__Given task 1__
According to the airworthiness directive excerpt, which airplanes does the directive apply to?
__Given task 2__
Reproduce verbatim the part of the airworthiness directive excerpt starting with "Compliance: Required as" and going on through "in each paragraph.".
__Given task 3__
Extend the airworthiness directive excerpt onward from the point at which it stops.

__Extracted text__
List of Subjects in 14 CFR Part 39

    Air transportation, Aircraft, Aviation safety, Safety.

The Proposed Amendment

    Accordingly, pursuant to the authority delegated to me by the 
Administrator, the Federal Aviation Administration proposes to amend 
part 39 of the Federal Aviation Regulations (14 CFR part 39) as 
follows:

PART 39--AIRWORTHINESS DIRECTIVES

    1. The authority citation for part 39 continues to read as follows:

    Authority: 49 U.S.C. 106(g), 40113, 44701.


Sec. 39.13  [Amended]

    2. Section 39.13 is amended by adding the following new 
airworthiness directive:

Boeing: Docket 97-NM-325-AD.

    Applicability: All Model 747-100, -200, -300, -SP, and -400F 
series airplanes, certificated in any category.

    Note 1: This AD applies to each airplane identified in the 
preceding applicability provision, regardless of whether it has been 
modified, altered, or repaired in the area subject to the 
requirements of this AD. For airplanes that have been modified, 
altered, or repaired so that the performance of the requirements of 
this AD is affected, the owner/operator must request approval for an 
alternative method of compliance in accordance with paragraph (d) of 
this AD. The request should include an assessment of the effect of 
the modification, alteration, or repair on the unsafe condition 
addressed by this AD; and, if the unsafe condition has not been 
eliminated, the request should include specific proposed actions to 
address it.

    Compliance: Required as indicated, unless accomplished 
previously.
    To prevent engine damage, airframe damage, and/or hazard to 
persons or property on the ground as a result of ``blue ice'' that 
has formed from leakage of the lavatory drain system or flush/fill 
systems and dislodged from the airplane, accomplish the following:
    (a) Accomplish the applicable requirements of paragraphs (a)(1) 
through (a)(9) of this AD at the time specified in each paragraph. 
If the waste drain system incorporates more than one type of valve, 
only one of the waste drain system leak test procedures (the one 
that applies to the equipment with the longest leak test interval)

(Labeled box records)
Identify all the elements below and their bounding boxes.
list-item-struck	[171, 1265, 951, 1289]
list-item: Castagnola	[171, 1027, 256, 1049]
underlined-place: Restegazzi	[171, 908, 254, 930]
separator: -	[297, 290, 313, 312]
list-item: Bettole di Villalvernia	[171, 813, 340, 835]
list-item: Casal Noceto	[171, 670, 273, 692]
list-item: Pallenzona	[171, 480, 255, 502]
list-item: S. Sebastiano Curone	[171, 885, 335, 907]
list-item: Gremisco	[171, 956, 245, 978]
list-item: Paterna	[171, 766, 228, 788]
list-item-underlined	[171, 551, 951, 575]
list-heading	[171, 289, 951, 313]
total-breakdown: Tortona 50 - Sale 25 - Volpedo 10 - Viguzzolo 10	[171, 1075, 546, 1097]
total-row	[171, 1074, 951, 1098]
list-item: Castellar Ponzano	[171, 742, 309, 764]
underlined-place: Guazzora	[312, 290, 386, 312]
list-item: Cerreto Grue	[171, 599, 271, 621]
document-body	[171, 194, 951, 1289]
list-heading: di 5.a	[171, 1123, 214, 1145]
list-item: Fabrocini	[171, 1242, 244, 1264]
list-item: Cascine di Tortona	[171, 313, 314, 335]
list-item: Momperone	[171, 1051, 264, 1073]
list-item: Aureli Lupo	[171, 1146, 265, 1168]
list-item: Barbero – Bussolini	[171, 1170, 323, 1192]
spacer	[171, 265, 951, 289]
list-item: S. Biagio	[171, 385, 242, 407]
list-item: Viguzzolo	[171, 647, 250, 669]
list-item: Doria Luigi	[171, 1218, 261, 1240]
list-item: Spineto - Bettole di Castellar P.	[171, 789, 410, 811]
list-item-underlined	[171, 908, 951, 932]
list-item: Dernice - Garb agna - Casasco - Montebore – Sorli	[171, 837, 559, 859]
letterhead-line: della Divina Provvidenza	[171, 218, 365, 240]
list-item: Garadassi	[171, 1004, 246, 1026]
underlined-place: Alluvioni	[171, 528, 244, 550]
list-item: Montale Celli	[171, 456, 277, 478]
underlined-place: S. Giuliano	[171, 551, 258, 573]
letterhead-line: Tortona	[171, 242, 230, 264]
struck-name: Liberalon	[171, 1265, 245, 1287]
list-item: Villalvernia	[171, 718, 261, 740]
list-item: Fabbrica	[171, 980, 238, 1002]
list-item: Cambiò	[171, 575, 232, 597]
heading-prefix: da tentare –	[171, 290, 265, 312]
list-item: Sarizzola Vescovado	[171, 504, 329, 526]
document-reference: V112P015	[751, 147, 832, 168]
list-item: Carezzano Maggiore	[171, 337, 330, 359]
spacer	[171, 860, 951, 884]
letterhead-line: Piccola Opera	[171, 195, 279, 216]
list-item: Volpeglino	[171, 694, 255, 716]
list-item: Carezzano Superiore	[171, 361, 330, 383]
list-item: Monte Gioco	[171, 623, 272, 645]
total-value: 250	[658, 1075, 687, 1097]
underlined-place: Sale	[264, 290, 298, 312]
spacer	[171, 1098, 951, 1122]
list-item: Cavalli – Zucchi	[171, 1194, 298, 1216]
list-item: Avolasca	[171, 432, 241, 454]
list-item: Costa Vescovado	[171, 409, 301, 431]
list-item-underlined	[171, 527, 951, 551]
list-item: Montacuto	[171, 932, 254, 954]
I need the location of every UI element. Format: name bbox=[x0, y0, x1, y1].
...
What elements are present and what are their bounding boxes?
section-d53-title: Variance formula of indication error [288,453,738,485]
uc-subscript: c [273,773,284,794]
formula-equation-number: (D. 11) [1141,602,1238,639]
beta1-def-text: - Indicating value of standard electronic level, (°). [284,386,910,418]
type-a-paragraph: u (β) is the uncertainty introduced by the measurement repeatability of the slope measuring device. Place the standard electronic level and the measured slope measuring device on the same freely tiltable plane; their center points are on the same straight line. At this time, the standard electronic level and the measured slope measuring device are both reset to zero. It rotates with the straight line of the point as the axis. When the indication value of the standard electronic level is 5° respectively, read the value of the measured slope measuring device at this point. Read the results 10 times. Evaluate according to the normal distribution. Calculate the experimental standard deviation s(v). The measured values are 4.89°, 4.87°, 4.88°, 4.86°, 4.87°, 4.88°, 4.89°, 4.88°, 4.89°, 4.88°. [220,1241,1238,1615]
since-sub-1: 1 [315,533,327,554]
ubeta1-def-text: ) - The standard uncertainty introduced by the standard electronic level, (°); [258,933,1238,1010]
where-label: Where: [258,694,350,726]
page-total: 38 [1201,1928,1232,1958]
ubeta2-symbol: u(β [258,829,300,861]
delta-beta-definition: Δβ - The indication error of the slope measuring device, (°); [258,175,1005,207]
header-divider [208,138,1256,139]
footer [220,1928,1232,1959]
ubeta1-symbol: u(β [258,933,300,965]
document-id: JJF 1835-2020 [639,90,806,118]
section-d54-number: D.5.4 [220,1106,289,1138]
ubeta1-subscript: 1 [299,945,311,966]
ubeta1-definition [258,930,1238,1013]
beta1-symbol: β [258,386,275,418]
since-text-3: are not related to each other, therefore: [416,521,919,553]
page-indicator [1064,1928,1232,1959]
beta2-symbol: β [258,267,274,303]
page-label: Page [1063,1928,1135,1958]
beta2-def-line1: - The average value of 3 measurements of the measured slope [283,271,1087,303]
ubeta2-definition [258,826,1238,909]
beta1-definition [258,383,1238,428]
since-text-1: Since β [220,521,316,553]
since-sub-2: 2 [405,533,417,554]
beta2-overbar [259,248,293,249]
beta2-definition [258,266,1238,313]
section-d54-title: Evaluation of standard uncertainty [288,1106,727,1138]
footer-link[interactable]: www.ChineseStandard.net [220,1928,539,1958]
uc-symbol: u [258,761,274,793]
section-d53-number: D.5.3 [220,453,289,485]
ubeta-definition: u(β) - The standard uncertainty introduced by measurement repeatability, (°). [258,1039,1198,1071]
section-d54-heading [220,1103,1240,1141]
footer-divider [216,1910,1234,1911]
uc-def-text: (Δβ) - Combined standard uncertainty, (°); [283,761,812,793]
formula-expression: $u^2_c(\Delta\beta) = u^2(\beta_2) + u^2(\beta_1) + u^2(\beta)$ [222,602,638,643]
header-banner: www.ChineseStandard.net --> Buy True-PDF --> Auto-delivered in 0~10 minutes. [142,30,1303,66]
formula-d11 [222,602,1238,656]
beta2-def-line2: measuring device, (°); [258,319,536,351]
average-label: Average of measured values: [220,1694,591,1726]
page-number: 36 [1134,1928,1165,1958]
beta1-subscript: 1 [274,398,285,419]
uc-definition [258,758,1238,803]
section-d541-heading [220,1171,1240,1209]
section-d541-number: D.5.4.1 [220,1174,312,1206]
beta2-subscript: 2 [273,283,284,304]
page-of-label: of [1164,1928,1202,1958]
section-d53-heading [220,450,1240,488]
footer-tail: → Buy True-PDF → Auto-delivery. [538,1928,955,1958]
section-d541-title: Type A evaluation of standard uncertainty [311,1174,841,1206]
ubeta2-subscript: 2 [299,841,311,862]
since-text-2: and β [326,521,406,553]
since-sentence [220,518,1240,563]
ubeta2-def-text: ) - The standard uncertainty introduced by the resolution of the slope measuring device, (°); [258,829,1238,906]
---
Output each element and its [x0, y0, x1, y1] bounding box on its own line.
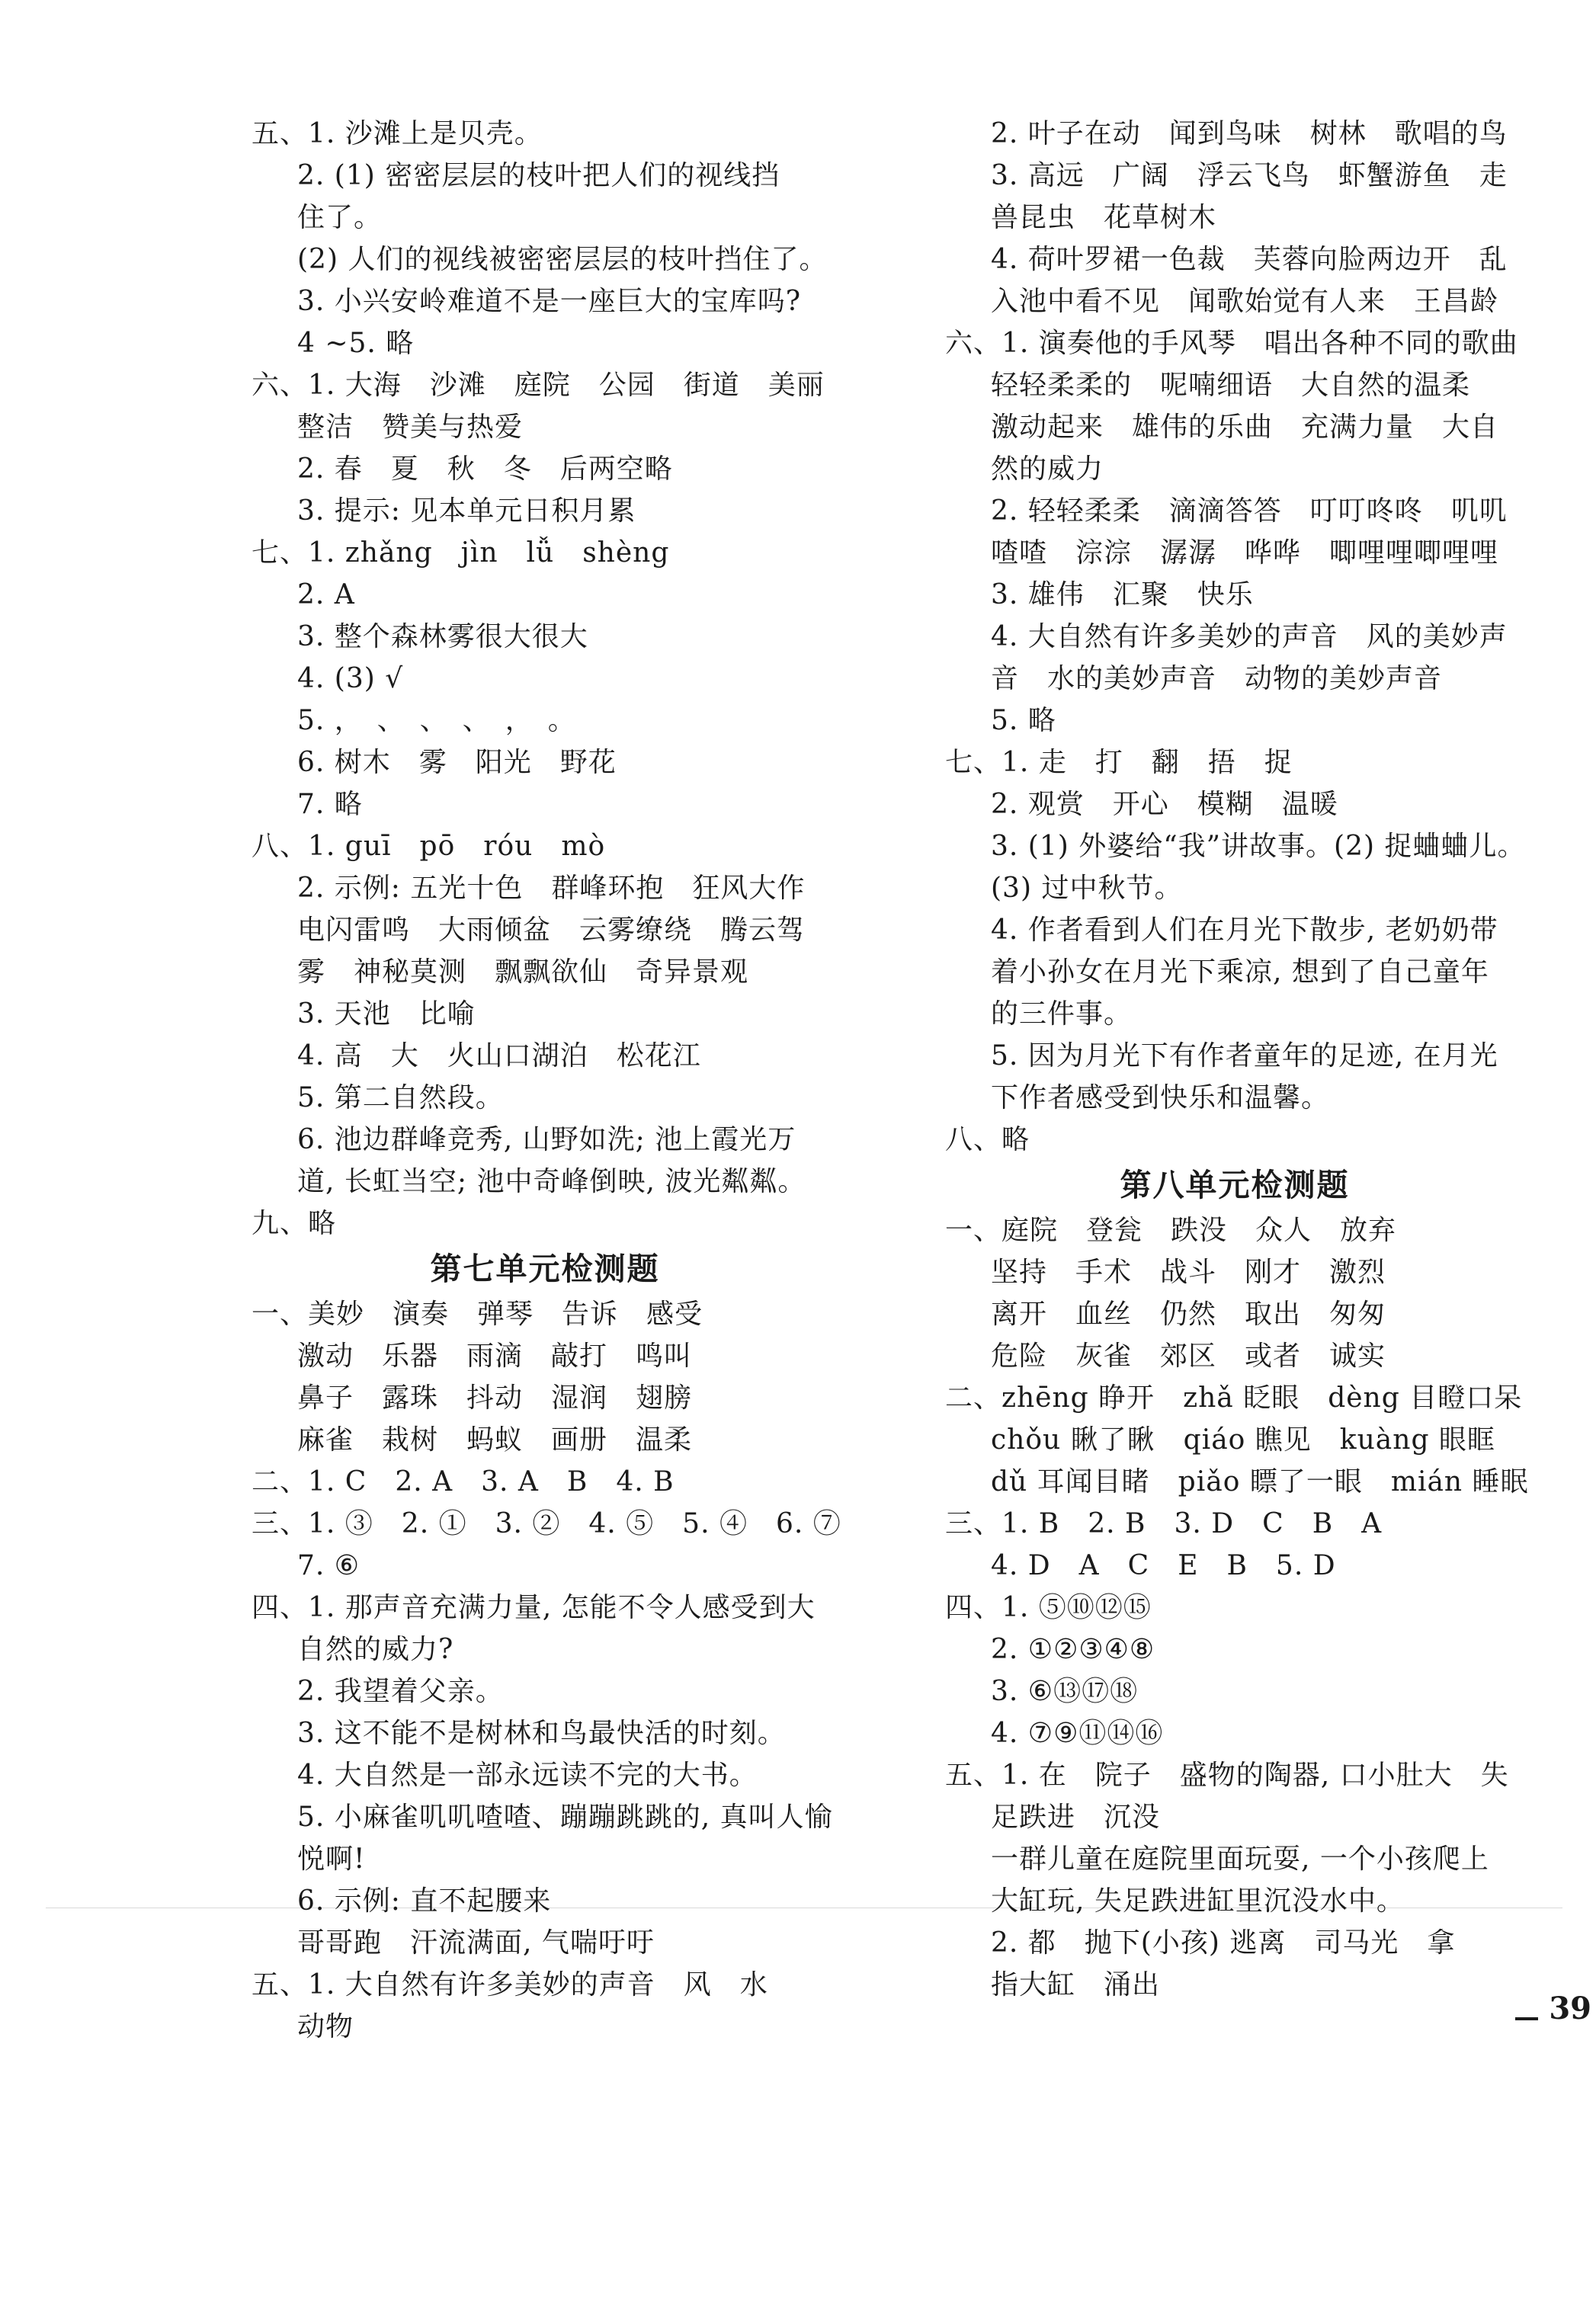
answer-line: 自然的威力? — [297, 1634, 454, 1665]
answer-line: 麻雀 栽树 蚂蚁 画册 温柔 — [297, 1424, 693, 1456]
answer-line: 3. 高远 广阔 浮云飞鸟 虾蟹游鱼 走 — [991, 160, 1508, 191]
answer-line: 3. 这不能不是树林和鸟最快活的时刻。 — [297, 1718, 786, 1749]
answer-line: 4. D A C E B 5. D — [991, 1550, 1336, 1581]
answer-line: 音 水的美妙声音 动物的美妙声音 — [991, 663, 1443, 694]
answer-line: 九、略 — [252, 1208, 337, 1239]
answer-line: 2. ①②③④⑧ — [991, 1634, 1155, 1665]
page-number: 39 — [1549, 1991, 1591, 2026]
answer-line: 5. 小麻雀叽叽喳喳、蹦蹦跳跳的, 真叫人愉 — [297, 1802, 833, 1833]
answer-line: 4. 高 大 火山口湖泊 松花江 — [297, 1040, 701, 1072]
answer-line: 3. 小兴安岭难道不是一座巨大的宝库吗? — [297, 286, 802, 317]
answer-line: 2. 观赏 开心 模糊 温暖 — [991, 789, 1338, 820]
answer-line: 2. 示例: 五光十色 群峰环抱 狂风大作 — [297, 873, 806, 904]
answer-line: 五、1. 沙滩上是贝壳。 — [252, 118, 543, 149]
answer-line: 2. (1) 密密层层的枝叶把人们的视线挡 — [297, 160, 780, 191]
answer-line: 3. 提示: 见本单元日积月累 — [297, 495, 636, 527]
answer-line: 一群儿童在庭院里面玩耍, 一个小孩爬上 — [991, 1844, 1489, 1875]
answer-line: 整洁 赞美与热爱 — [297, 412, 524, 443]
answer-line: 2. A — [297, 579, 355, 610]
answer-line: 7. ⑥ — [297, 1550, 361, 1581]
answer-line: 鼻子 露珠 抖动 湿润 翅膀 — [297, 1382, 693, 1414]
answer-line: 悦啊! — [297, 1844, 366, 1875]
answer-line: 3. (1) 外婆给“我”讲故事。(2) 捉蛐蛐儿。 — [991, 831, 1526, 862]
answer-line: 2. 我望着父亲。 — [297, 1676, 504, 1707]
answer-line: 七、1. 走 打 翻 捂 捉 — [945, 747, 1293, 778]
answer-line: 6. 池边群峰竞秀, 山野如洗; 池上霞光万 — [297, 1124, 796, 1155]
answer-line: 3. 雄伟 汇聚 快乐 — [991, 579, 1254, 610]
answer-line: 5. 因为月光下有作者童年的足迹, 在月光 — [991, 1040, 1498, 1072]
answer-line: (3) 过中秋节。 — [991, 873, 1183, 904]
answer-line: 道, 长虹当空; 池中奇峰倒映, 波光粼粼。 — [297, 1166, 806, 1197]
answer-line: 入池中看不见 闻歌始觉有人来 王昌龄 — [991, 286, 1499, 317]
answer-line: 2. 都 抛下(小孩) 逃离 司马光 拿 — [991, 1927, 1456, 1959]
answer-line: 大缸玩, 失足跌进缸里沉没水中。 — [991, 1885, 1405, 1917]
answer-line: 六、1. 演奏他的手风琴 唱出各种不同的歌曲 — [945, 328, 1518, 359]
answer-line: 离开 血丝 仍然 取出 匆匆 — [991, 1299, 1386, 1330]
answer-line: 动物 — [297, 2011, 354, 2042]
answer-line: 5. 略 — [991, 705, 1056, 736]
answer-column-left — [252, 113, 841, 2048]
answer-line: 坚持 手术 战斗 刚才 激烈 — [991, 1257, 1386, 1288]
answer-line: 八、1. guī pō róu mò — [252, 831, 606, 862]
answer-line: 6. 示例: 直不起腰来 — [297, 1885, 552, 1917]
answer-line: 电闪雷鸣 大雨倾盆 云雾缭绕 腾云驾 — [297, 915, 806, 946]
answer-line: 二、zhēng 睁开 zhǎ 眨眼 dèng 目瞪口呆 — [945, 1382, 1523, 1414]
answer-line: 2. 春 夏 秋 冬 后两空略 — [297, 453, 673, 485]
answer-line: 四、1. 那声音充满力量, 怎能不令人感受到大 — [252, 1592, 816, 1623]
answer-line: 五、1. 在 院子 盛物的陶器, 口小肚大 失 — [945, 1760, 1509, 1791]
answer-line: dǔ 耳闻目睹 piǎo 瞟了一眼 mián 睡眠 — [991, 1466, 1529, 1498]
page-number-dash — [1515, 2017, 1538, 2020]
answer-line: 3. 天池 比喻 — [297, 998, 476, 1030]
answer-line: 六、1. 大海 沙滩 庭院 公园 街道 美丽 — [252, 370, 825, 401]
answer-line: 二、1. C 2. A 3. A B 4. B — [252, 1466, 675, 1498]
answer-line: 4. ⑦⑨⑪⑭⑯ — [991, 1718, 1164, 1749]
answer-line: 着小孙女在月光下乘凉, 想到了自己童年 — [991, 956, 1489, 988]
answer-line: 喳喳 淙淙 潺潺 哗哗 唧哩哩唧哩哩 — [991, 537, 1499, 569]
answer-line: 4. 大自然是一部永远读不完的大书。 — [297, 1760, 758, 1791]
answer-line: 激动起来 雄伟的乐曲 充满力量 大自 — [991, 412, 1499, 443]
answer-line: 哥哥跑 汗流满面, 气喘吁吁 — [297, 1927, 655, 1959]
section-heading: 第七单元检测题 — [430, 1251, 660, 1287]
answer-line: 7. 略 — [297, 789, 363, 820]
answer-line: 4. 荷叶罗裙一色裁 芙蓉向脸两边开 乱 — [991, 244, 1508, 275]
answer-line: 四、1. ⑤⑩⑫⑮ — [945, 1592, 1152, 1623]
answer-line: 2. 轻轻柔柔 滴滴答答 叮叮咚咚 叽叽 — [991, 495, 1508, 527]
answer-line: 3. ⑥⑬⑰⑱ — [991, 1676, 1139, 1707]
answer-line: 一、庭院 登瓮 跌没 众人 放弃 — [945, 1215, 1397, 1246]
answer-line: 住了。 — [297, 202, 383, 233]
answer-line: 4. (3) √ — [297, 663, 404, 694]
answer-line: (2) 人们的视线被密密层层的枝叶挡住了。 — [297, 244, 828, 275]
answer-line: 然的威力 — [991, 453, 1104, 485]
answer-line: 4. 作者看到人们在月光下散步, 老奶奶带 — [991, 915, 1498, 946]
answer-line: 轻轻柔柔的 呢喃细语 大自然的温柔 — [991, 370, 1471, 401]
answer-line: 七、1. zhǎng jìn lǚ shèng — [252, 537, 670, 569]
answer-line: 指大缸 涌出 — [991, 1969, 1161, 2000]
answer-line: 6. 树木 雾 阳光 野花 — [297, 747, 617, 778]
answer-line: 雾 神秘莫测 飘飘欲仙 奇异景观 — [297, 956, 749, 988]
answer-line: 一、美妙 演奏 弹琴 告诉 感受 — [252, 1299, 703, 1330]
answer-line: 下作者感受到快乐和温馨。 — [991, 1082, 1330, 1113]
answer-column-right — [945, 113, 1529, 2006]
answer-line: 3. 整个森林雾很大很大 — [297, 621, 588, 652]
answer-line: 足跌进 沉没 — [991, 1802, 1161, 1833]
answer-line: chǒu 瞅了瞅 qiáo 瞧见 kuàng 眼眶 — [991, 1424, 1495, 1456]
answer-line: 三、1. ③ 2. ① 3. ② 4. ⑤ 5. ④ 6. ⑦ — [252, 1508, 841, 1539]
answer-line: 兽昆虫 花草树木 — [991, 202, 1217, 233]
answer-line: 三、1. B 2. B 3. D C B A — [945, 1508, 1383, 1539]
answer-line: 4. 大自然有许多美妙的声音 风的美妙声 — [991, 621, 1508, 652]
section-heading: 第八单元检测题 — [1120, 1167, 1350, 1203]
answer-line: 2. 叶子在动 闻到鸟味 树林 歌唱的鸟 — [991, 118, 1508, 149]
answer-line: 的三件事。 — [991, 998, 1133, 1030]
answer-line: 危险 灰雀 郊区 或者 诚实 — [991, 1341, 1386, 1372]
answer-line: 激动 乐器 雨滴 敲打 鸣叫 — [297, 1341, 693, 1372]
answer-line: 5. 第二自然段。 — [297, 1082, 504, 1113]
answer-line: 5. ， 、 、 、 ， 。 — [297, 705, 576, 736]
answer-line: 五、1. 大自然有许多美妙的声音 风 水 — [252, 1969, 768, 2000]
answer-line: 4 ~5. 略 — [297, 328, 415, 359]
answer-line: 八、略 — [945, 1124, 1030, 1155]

__Reply 1__
All Model 747-100, -200, -300, -SP, and -400F series airplanes, certificated in any category.

__Reply 2__
Compliance: Required as indicated, unless accomplished 
previously.
    To prevent engine damage, airframe damage, and/or hazard to 
persons or property on the ground as a result of ``blue ice'' that 
has formed from leakage of the lavatory drain system or flush/fill 
systems and dislodged from the airplane, accomplish the following:
    (a) Accomplish the applicable requirements of paragraphs (a)(1) 
through (a)(9) of this AD at the time specified in each paragraph.

__Reply 3__
must be conducted at each service panel location. The waste drain 
system valve leak tests specified in this AD shall be performed in 
accordance with the following requirements: Fluid shall completely 
cover the upstream end of the valve being tested; the direction of 
the 3 pounds per square inch differential pressure (PSID) shall be 
applied across the valve in the same direction as occurs in flight; 
the other waste drain system valves shall be open; and the minimum 
time to maintain the differential pressure shall be 5 minutes. Any 
revision of the seal change intervals or leak test intervals must be 
approved by the Manager, Seattle Aircraft Certification Office 
(ACO), FAA, Transport Airplane Directorate.
    (1) Replace the valve seals with new valve seals in accordance 
with the applicable schedule specified in paragraphs (a)(1)(i), 
(a)(1)(ii), and (a)(1)(iii) of this AD.
    (i) For each lavatory drain system that has an in-line drain 
valve installed, Kaiser Electroprecision part number series 2651-278 
or 2651-357: Replace the seals within 5,000 flight hours after the 
effective date of this AD, or within 48 months after the last 
documented seal change, whichever occurs later. Thereafter, repeat 
the replacement of the seals at intervals not to exceed 48 months.
    (ii) For each lavatory drain system that has a Pneudraulics part 
number series 9527 valve: Replace the seals within 5,000 flight 
hours after the effective date of this AD, or within 18 months of 
the last documented seal change, whichever occurs later. Thereafter, 
repeat the replacement of the seals at intervals not to exceed 18 
months or 6,000 flight hours, whichever occurs later.
    (iii) For each lavatory drain system that has any other type of 
drain valve: Replace the seals within 5,000 flight hours after the 
effective date of this AD, or within 18 months after the last 
documented seal change, whichever occurs later. Thereafter, repeat 
the replacement of the seals at intervals not to exceed 18 months.
    (2) For each lavatory drain system that has an in-line drain 
valve installed, Kaiser Electroprecision part number series 2651-
278: Within 4,500 flight hours after the effective date of this AD, 
and thereafter at intervals not to exceed 4,500 flight hours, 
accomplish the procedures specified in paragraphs (a)(2)(i) and 
(a)(2)(ii) of this AD:
    (i) Conduct a leak test of the toilet tank dump valve (in-tank 
valve that is spring loaded closed and operable by a T-handle at the 
service panel) and the in-line drain valve. The toilet tank dump 
valve leak test must be performed by filling the toilet tank with a 
minimum of 10 gallons of water/rinsing fluid and testing for leakage 
after a period of 5 minutes. Take precautions to avoid overfilling 
the tank and spilling fluid into the airplane. The in-line drain 
valve leak test must be performed with a minimum of 3 PSID applied 
across the valve.
    (ii) If a service panel valve or cap is installed, perform a 
visual inspection of the service panel drain valve outer cap/door 
seal and the inner seal (if the valve has an inner door with a 
second positive seal), and the seal mating surfaces for wear or 
damage that may allow leakage.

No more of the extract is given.